### YOUR GOAL
Copy each line of the data below with the word "Classic".

### DATA LISTING
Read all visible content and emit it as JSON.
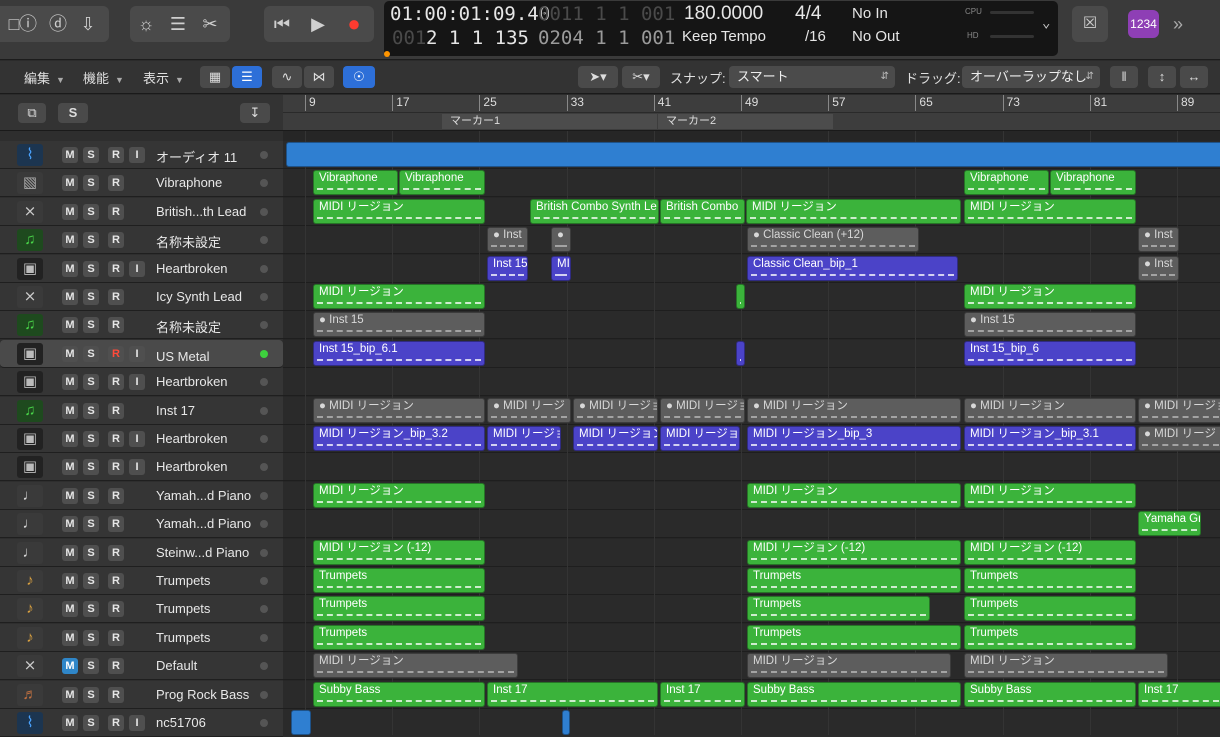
{
  "lcd": {
    "time": "01:00:01:09.40",
    "bars_dim": "001",
    "bars_main": "2 1 1 135",
    "pos_dim": "0011 1 1 001",
    "pos_main": "0204 1 1 001",
    "tempo": "180.0000",
    "tempo_mode": "Keep Tempo",
    "sig_top": "4/4",
    "sig_bottom": "/16",
    "midi_in": "No In",
    "midi_out": "No Out",
    "cpu_label": "CPU",
    "hd_label": "HD",
    "count_badge": "1234"
  },
  "controls": {
    "edit_menu": "編集",
    "function_menu": "機能",
    "view_menu": "表示",
    "snap_label": "スナップ:",
    "snap_value": "スマート",
    "drag_label": "ドラッグ:",
    "drag_value": "オーバーラップなし"
  },
  "header": {
    "solo_label": "S"
  },
  "ruler": {
    "bars": [
      "9",
      "17",
      "25",
      "33",
      "41",
      "49",
      "57",
      "65",
      "73",
      "81",
      "89"
    ],
    "markers": [
      "マーカー1",
      "マーカー2"
    ]
  },
  "tracks": [
    {
      "name": "オーディオ 11",
      "icon": "waveform",
      "rec": true,
      "inp": true
    },
    {
      "name": "Vibraphone",
      "icon": "speaker",
      "rec": true,
      "inp": false
    },
    {
      "name": "British...th Lead",
      "icon": "synth",
      "rec": true,
      "inp": false
    },
    {
      "name": "名称未設定",
      "icon": "note",
      "rec": true,
      "inp": false
    },
    {
      "name": "Heartbroken",
      "icon": "amp",
      "rec": true,
      "inp": true
    },
    {
      "name": "Icy Synth Lead",
      "icon": "synth",
      "rec": true,
      "inp": false
    },
    {
      "name": "名称未設定",
      "icon": "note",
      "rec": true,
      "inp": false
    },
    {
      "name": "US Metal",
      "icon": "amp",
      "rec": true,
      "inp": true
    },
    {
      "name": "Heartbroken",
      "icon": "amp",
      "rec": true,
      "inp": true
    },
    {
      "name": "Inst 17",
      "icon": "note",
      "rec": true,
      "inp": false
    },
    {
      "name": "Heartbroken",
      "icon": "amp",
      "rec": true,
      "inp": true
    },
    {
      "name": "Heartbroken",
      "icon": "amp",
      "rec": true,
      "inp": true
    },
    {
      "name": "Yamah...d Piano",
      "icon": "piano",
      "rec": true,
      "inp": false
    },
    {
      "name": "Yamah...d Piano",
      "icon": "piano",
      "rec": true,
      "inp": false
    },
    {
      "name": "Steinw...d Piano",
      "icon": "piano",
      "rec": true,
      "inp": false
    },
    {
      "name": "Trumpets",
      "icon": "trumpet",
      "rec": true,
      "inp": false
    },
    {
      "name": "Trumpets",
      "icon": "trumpet",
      "rec": true,
      "inp": false
    },
    {
      "name": "Trumpets",
      "icon": "trumpet",
      "rec": true,
      "inp": false
    },
    {
      "name": "Default",
      "icon": "synth",
      "rec": true,
      "inp": false
    },
    {
      "name": "Prog Rock Bass",
      "icon": "bass",
      "rec": true,
      "inp": false
    },
    {
      "name": "nc51706",
      "icon": "waveform",
      "rec": true,
      "inp": true
    }
  ],
  "track_buttons": {
    "mute": "M",
    "solo": "S",
    "rec": "R",
    "input": "I"
  },
  "regions": [
    {
      "lane": 0,
      "start": 3,
      "end": 1000,
      "type": "bl",
      "label": ""
    },
    {
      "lane": 1,
      "start": 30,
      "end": 115,
      "type": "g",
      "label": "Vibraphone"
    },
    {
      "lane": 1,
      "start": 116,
      "end": 202,
      "type": "g",
      "label": "Vibraphone"
    },
    {
      "lane": 1,
      "start": 681,
      "end": 766,
      "type": "g",
      "label": "Vibraphone"
    },
    {
      "lane": 1,
      "start": 767,
      "end": 853,
      "type": "g",
      "label": "Vibraphone"
    },
    {
      "lane": 2,
      "start": 30,
      "end": 202,
      "type": "g",
      "label": "MIDI リージョン"
    },
    {
      "lane": 2,
      "start": 247,
      "end": 376,
      "type": "g",
      "label": "British Combo Synth Le"
    },
    {
      "lane": 2,
      "start": 377,
      "end": 462,
      "type": "g",
      "label": "British Combo"
    },
    {
      "lane": 2,
      "start": 463,
      "end": 678,
      "type": "g",
      "label": "MIDI リージョン"
    },
    {
      "lane": 2,
      "start": 681,
      "end": 853,
      "type": "g",
      "label": "MIDI リージョン"
    },
    {
      "lane": 3,
      "start": 204,
      "end": 245,
      "type": "gr",
      "label": "● Inst"
    },
    {
      "lane": 3,
      "start": 268,
      "end": 288,
      "type": "gr",
      "label": "●"
    },
    {
      "lane": 3,
      "start": 464,
      "end": 636,
      "type": "gr",
      "label": "● Classic Clean (+12)"
    },
    {
      "lane": 3,
      "start": 855,
      "end": 896,
      "type": "gr",
      "label": "● Inst"
    },
    {
      "lane": 4,
      "start": 204,
      "end": 245,
      "type": "pu",
      "label": "Inst 15"
    },
    {
      "lane": 4,
      "start": 268,
      "end": 288,
      "type": "pu",
      "label": "MI"
    },
    {
      "lane": 4,
      "start": 464,
      "end": 675,
      "type": "pu",
      "label": "Classic Clean_bip_1"
    },
    {
      "lane": 4,
      "start": 855,
      "end": 896,
      "type": "gr",
      "label": "● Inst"
    },
    {
      "lane": 5,
      "start": 30,
      "end": 202,
      "type": "g",
      "label": "MIDI リージョン"
    },
    {
      "lane": 5,
      "start": 453,
      "end": 462,
      "type": "g",
      "label": ""
    },
    {
      "lane": 5,
      "start": 681,
      "end": 853,
      "type": "g",
      "label": "MIDI リージョン"
    },
    {
      "lane": 6,
      "start": 30,
      "end": 202,
      "type": "gr",
      "label": "● Inst 15"
    },
    {
      "lane": 6,
      "start": 681,
      "end": 853,
      "type": "gr",
      "label": "● Inst 15"
    },
    {
      "lane": 7,
      "start": 30,
      "end": 202,
      "type": "pu",
      "label": "Inst 15_bip_6.1"
    },
    {
      "lane": 7,
      "start": 453,
      "end": 462,
      "type": "pu",
      "label": ""
    },
    {
      "lane": 7,
      "start": 681,
      "end": 853,
      "type": "pu",
      "label": "Inst 15_bip_6"
    },
    {
      "lane": 9,
      "start": 30,
      "end": 202,
      "type": "gr",
      "label": "● MIDI リージョン"
    },
    {
      "lane": 9,
      "start": 204,
      "end": 288,
      "type": "gr",
      "label": "● MIDI リージ"
    },
    {
      "lane": 9,
      "start": 290,
      "end": 375,
      "type": "gr",
      "label": "● MIDI リージョ"
    },
    {
      "lane": 9,
      "start": 377,
      "end": 462,
      "type": "gr",
      "label": "● MIDI リージョ"
    },
    {
      "lane": 9,
      "start": 464,
      "end": 678,
      "type": "gr",
      "label": "● MIDI リージョン"
    },
    {
      "lane": 9,
      "start": 681,
      "end": 853,
      "type": "gr",
      "label": "● MIDI リージョン"
    },
    {
      "lane": 9,
      "start": 855,
      "end": 940,
      "type": "gr",
      "label": "● MIDI リージョ"
    },
    {
      "lane": 10,
      "start": 30,
      "end": 202,
      "type": "pu",
      "label": "MIDI リージョン_bip_3.2"
    },
    {
      "lane": 10,
      "start": 204,
      "end": 278,
      "type": "pu",
      "label": "MIDI リージョ"
    },
    {
      "lane": 10,
      "start": 290,
      "end": 375,
      "type": "pu",
      "label": "MIDI リージョン_"
    },
    {
      "lane": 10,
      "start": 377,
      "end": 457,
      "type": "pu",
      "label": "MIDI リージョン"
    },
    {
      "lane": 10,
      "start": 464,
      "end": 678,
      "type": "pu",
      "label": "MIDI リージョン_bip_3"
    },
    {
      "lane": 10,
      "start": 681,
      "end": 853,
      "type": "pu",
      "label": "MIDI リージョン_bip_3.1"
    },
    {
      "lane": 10,
      "start": 855,
      "end": 940,
      "type": "gr",
      "label": "● MIDI リージ"
    },
    {
      "lane": 12,
      "start": 30,
      "end": 202,
      "type": "g",
      "label": "MIDI リージョン"
    },
    {
      "lane": 12,
      "start": 464,
      "end": 678,
      "type": "g",
      "label": "MIDI リージョン"
    },
    {
      "lane": 12,
      "start": 681,
      "end": 853,
      "type": "g",
      "label": "MIDI リージョン"
    },
    {
      "lane": 13,
      "start": 855,
      "end": 918,
      "type": "g",
      "label": "Yamaha Gr"
    },
    {
      "lane": 14,
      "start": 30,
      "end": 202,
      "type": "g",
      "label": "MIDI リージョン (-12)"
    },
    {
      "lane": 14,
      "start": 464,
      "end": 678,
      "type": "g",
      "label": "MIDI リージョン (-12)"
    },
    {
      "lane": 14,
      "start": 681,
      "end": 853,
      "type": "g",
      "label": "MIDI リージョン (-12)"
    },
    {
      "lane": 15,
      "start": 30,
      "end": 202,
      "type": "g",
      "label": "Trumpets"
    },
    {
      "lane": 15,
      "start": 464,
      "end": 678,
      "type": "g",
      "label": "Trumpets"
    },
    {
      "lane": 15,
      "start": 681,
      "end": 853,
      "type": "g",
      "label": "Trumpets"
    },
    {
      "lane": 16,
      "start": 30,
      "end": 202,
      "type": "g",
      "label": "Trumpets"
    },
    {
      "lane": 16,
      "start": 464,
      "end": 647,
      "type": "g",
      "label": "Trumpets"
    },
    {
      "lane": 16,
      "start": 681,
      "end": 853,
      "type": "g",
      "label": "Trumpets"
    },
    {
      "lane": 17,
      "start": 30,
      "end": 202,
      "type": "g",
      "label": "Trumpets"
    },
    {
      "lane": 17,
      "start": 464,
      "end": 678,
      "type": "g",
      "label": "Trumpets"
    },
    {
      "lane": 17,
      "start": 681,
      "end": 853,
      "type": "g",
      "label": "Trumpets"
    },
    {
      "lane": 18,
      "start": 30,
      "end": 235,
      "type": "gr",
      "label": "MIDI リージョン"
    },
    {
      "lane": 18,
      "start": 464,
      "end": 668,
      "type": "gr",
      "label": "MIDI リージョン"
    },
    {
      "lane": 18,
      "start": 681,
      "end": 885,
      "type": "gr",
      "label": "MIDI リージョン"
    },
    {
      "lane": 19,
      "start": 30,
      "end": 202,
      "type": "g",
      "label": "Subby Bass"
    },
    {
      "lane": 19,
      "start": 204,
      "end": 375,
      "type": "g",
      "label": "Inst 17"
    },
    {
      "lane": 19,
      "start": 377,
      "end": 462,
      "type": "g",
      "label": "Inst 17"
    },
    {
      "lane": 19,
      "start": 464,
      "end": 678,
      "type": "g",
      "label": "Subby Bass"
    },
    {
      "lane": 19,
      "start": 681,
      "end": 853,
      "type": "g",
      "label": "Subby Bass"
    },
    {
      "lane": 19,
      "start": 855,
      "end": 940,
      "type": "g",
      "label": "Inst 17"
    },
    {
      "lane": 20,
      "start": 8,
      "end": 28,
      "type": "bl",
      "label": ""
    },
    {
      "lane": 20,
      "start": 279,
      "end": 287,
      "type": "bl",
      "label": ""
    }
  ]
}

### REPLY
      "label": "● Classic Clean (+12)"
      "label": "Classic Clean_bip_1"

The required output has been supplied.